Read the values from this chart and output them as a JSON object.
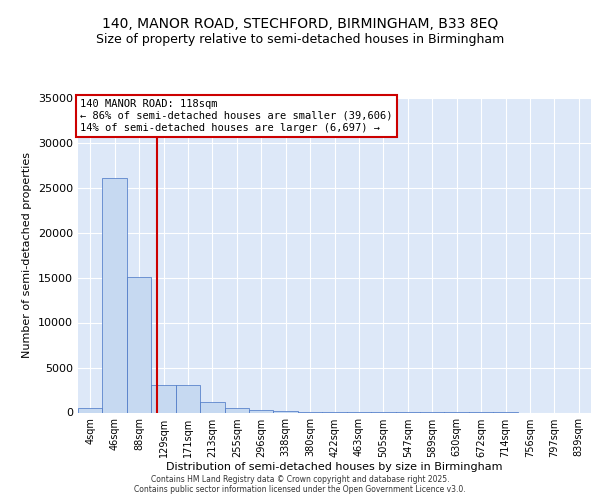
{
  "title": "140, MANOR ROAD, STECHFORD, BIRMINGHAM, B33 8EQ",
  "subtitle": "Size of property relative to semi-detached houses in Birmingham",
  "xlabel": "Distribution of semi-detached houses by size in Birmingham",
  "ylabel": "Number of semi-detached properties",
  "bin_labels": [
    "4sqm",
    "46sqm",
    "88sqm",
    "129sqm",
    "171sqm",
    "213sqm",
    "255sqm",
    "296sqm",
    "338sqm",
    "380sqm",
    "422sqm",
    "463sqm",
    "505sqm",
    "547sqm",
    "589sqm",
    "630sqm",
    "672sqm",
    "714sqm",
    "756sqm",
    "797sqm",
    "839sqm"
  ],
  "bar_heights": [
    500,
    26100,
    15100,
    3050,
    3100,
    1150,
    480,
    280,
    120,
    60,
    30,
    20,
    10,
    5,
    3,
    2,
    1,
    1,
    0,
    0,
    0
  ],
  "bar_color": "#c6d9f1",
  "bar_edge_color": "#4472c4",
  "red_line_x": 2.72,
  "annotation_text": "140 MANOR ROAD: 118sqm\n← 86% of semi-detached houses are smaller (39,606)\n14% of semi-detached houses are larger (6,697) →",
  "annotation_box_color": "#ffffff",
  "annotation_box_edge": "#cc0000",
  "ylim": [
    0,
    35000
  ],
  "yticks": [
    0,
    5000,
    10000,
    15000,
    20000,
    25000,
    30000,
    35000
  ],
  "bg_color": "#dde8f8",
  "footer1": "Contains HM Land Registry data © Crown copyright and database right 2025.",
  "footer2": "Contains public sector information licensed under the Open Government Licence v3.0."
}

==============================

◆ TASK:
Copy every line of the entries above in which "detached" occurs.

◆ EXERCISE SOLUTION:
  "subtitle": "Size of property relative to semi-detached houses in Birmingham",
  "xlabel": "Distribution of semi-detached houses by size in Birmingham",
  "ylabel": "Number of semi-detached properties",
  "annotation_text": "140 MANOR ROAD: 118sqm\n← 86% of semi-detached houses are smaller (39,606)\n14% of semi-detached houses are larger (6,697) →",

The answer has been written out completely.